**Excerpted passage:**
§

# orange flame from GE stove



## njitgrad (Jun 14, 2012)

Five years after moving into my home I am having a periodic issue where the flames on all of my GE gas stove burners glow orange (or orange/blue mix) instead of mostly blue. 

I had PSE&G come and look at it today and although it was only partially orange (it had been completely blue just yesterday and the weather had not changed much) the tech told me it was nothing to worry about. 

Probably just "something burning up in the air" he told me. He instructed me to not run humidifiers for a couple of days. Well, my humidifiers are all on the second floor (in our bedrooms) and they are only run at night. Not to mention I've been running them nightly since December and I have a blue flame 97% of the time. 

And advice would be appreciated. My main concern here is safety from CO2.

Here is a 30-second video of the flame when it's only partially orange:


----------



## mikegp (Jul 17, 2011)

I assume you are worried about CO, not CO2. CO2 is carbon dioxide. You should be worried about carbon monoxide. Do you have CO alarms?


----------



## njitgrad (Jun 14, 2012)

mikegp said:


> I assume you are worried about CO, not CO2. CO2 is carbon dioxide. You should be worried about carbon monoxide. Do you have CO alarms?


My bad....CO is my concern. I have two CO alarms (basement and 2nd Floor hallway) and none are indicating an alarm. I don't have one in my kitchen area because I was told this was not a good place for it.


----------



## SeniorSitizen (Sep 10, 2012)

A common contributor to the orange flame is dust particles in the air.

If PSE&G didn't check the gas pressures they are worthless.


----------



## njitgrad (Jun 14, 2012)

§

**Dataset content:**
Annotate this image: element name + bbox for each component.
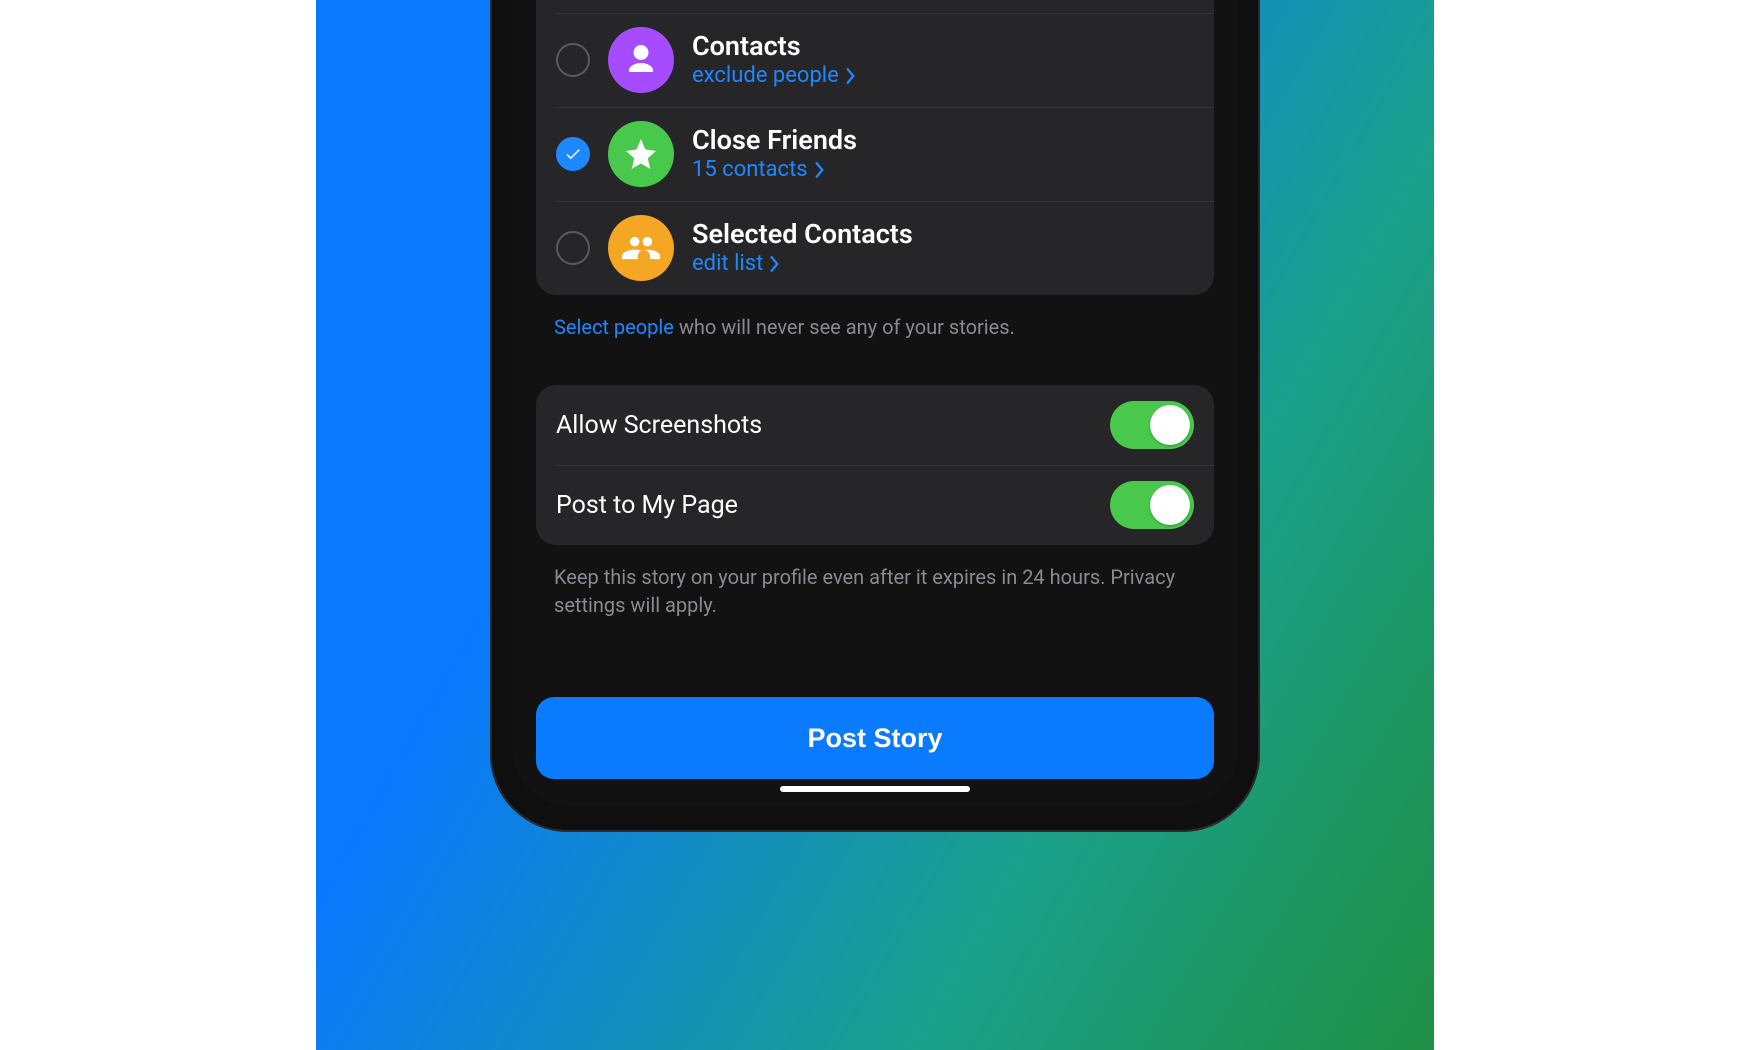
option-title: Close Friends — [692, 126, 857, 156]
promo-background: WHO CAN VIEW THIS STORY Everyone exclude… — [316, 0, 1434, 1050]
phone-screen: WHO CAN VIEW THIS STORY Everyone exclude… — [512, 0, 1238, 806]
radio-selected-contacts[interactable] — [556, 231, 590, 265]
option-contacts[interactable]: Contacts exclude people — [536, 13, 1214, 107]
group-icon — [608, 215, 674, 281]
select-people-link[interactable]: Select people — [554, 315, 674, 339]
option-title: Contacts — [692, 32, 857, 62]
exclude-people-link[interactable]: exclude people — [692, 63, 857, 88]
hint-text: who will never see any of your stories. — [674, 315, 1015, 339]
toggle-row-post-to-page: Post to My Page — [536, 465, 1214, 545]
toggle-label: Post to My Page — [556, 491, 738, 520]
radio-close-friends[interactable] — [556, 137, 590, 171]
close-friends-count-link[interactable]: 15 contacts — [692, 157, 857, 182]
option-selected-contacts[interactable]: Selected Contacts edit list — [536, 201, 1214, 295]
phone-frame: WHO CAN VIEW THIS STORY Everyone exclude… — [490, 0, 1260, 832]
chevron-right-icon — [845, 68, 857, 84]
toggle-label: Allow Screenshots — [556, 411, 762, 440]
chevron-right-icon — [814, 162, 826, 178]
chevron-right-icon — [769, 256, 781, 272]
home-indicator — [780, 786, 970, 792]
edit-list-link[interactable]: edit list — [692, 251, 913, 276]
option-close-friends[interactable]: Close Friends 15 contacts — [536, 107, 1214, 201]
visibility-options-card: Everyone exclude people — [536, 0, 1214, 295]
toggles-card: Allow Screenshots Post to My Page — [536, 385, 1214, 545]
option-title: Selected Contacts — [692, 220, 913, 250]
toggle-allow-screenshots[interactable] — [1110, 401, 1194, 449]
star-icon — [608, 121, 674, 187]
toggle-post-to-page[interactable] — [1110, 481, 1194, 529]
option-everyone[interactable]: Everyone exclude people — [536, 0, 1214, 13]
person-icon — [608, 27, 674, 93]
post-story-button[interactable]: Post Story — [536, 697, 1214, 779]
block-people-hint: Select people who will never see any of … — [536, 295, 1214, 341]
footer-hint: Keep this story on your profile even aft… — [536, 545, 1214, 619]
toggle-row-allow-screenshots: Allow Screenshots — [536, 385, 1214, 465]
radio-contacts[interactable] — [556, 43, 590, 77]
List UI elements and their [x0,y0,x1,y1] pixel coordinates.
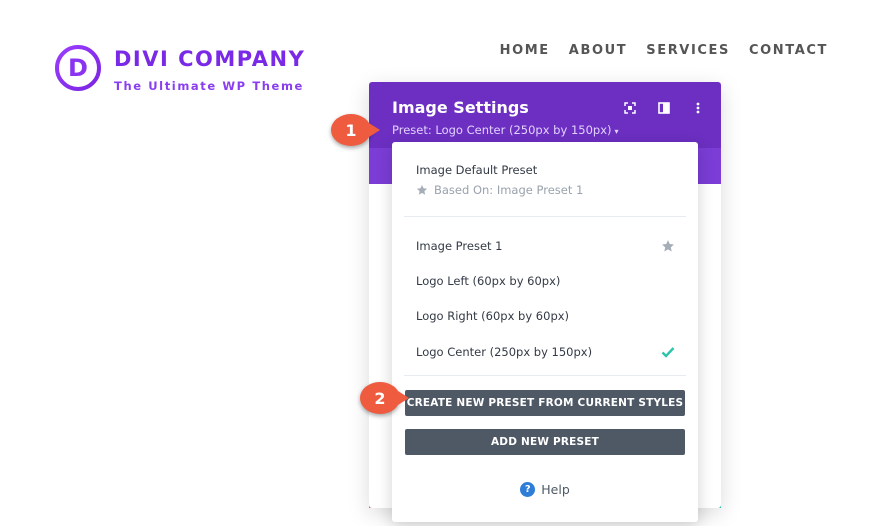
step-badge-1: 1 [331,114,380,146]
caret-down-icon: ▾ [614,127,619,136]
preset-selector[interactable]: Preset: Logo Center (250px by 150px) ▾ [392,123,619,137]
modal-header: Image Settings Preset: Logo Center (250p… [369,82,721,148]
preset-item-label: Logo Right (60px by 60px) [416,309,570,323]
preset-item-logo-right[interactable]: Logo Right (60px by 60px) [392,299,698,334]
preset-item-label: Logo Left (60px by 60px) [416,274,561,288]
preset-selector-label: Preset: Logo Center (250px by 150px) [392,123,612,137]
nav-home[interactable]: HOME [500,43,550,58]
preset-item-image-preset-1[interactable]: Image Preset 1 [392,229,698,264]
modal-title: Image Settings [392,98,529,117]
site-logo[interactable]: D DIVI COMPANY The Ultimate WP Theme [54,44,314,100]
star-icon[interactable] [661,239,675,253]
expand-icon[interactable] [621,99,639,117]
help-link[interactable]: ? Help [392,482,698,497]
based-on-label: Based On: Image Preset 1 [434,183,584,197]
preset-item-logo-left[interactable]: Logo Left (60px by 60px) [392,264,698,299]
divider [404,216,686,217]
based-on-row: Based On: Image Preset 1 [416,183,583,197]
add-new-preset-button[interactable]: ADD NEW PRESET [405,429,685,455]
logo-tagline: The Ultimate WP Theme [114,79,304,93]
create-preset-from-styles-button[interactable]: CREATE NEW PRESET FROM CURRENT STYLES [405,390,685,416]
main-nav: HOME ABOUT SERVICES CONTACT [500,43,828,58]
logo-name: DIVI COMPANY [114,47,306,71]
logo-circle-icon: D [55,45,101,91]
help-icon: ? [520,482,536,497]
check-icon [661,347,675,358]
nav-about[interactable]: ABOUT [569,43,627,58]
help-label: Help [541,482,570,497]
preset-dropdown: Image Default Preset Based On: Image Pre… [392,142,698,522]
more-options-icon[interactable] [689,99,707,117]
default-preset-title[interactable]: Image Default Preset [416,163,537,177]
preset-item-logo-center[interactable]: Logo Center (250px by 150px) [392,335,698,370]
star-icon [416,185,428,195]
step-badge-2: 2 [360,382,409,414]
preset-item-label: Logo Center (250px by 150px) [416,345,593,359]
logo-letter: D [68,54,88,82]
nav-services[interactable]: SERVICES [646,43,730,58]
columns-icon[interactable] [655,99,673,117]
divider [404,375,686,376]
header-icons [621,99,707,117]
preset-item-label: Image Preset 1 [416,239,503,253]
nav-contact[interactable]: CONTACT [749,43,828,58]
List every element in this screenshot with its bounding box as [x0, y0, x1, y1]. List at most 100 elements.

§

**Tasks to complete:**
(1) Answer these from the forum thread about the orange stove flame, one line each:
(a) What did the PSE&G tech tell the poster not to run, and for how long?
(b) Where are the poster's two CO alarms?
(c) What does SeniorSitizen name as a common contributor to the orange flame?
(2) Summarize the forum thread about the orange stove flame in two sentences.
(3) Write the next part of the forum thread about the orange stove flame, beginning with the body of njitgrad's post under the last heading.

**Results of the tasks:**
(1)
(a) Humidifiers, for a couple of days.
(b) In the basement and the 2nd floor hallway.
(c) Dust particles in the air.

(2) A homeowner reports that the flames on all the burners of a GE gas stove periodically glow orange instead of mostly blue, and says a PSE&G tech called it nothing to worry about and advised not running humidifiers for a couple of days. Replies point out that the real concern is carbon monoxide rather than CO2, name dust particles in the air as a common cause of an orange flame, and say PSE&G is worthless if it didn't check the gas pressures.

(3)
SeniorSitizen said:


> If PSE&G didn't check the gas pressures they are worthless.


How do they do that? I want to contact PSE&G and speak to a manager but I need some information as to what can be tested and how it can be tested. They told me that PSE&G would come out and do a safety check for free. All the guy did was turn on the stove and tell me not to worry about it.


----------



## WhatRnsdownhill (Jan 13, 2016)

make sure all the air intakes are clean of any dust or debris on the burner tubes..


----------



## njitgrad (Jun 14, 2012)

ShtRnsdownhill said:


> make sure all the air intakes are clean of any dust or debris on the burner tubes..


That's logical advice however it doesn't explain why Saturday I had an orange/blue flame (as shown in the video) in every burner, then Sunday it was an all blue flame in every burner, then Monday again orange/blue flame in every burner.

The PSE&G guy told me it wasn't my stove, but rather the "mysterious" air in my kitchen surrounding the stove.


----------



## WhatRnsdownhill (Jan 13, 2016)

do you have any air fresheners close by that spray into the air? or anything in the house that is being sprayed or evaporated into the air?


----------



## njitgrad (Jun 14, 2012)

ShtRnsdownhill said:


> do you have any air fresheners close by that spray into the air? or anything in the house that is being sprayed or evaporated into the air?


Nada.


----------



## WhatRnsdownhill (Jan 13, 2016)

did you check for anything that may be moving by the burner tubes that could close off the sir vents?


----------



## njitgrad (Jun 14, 2012)

ShtRnsdownhill said:


> did you check for anything that may be moving by the burner tubes that could close off the sir vents?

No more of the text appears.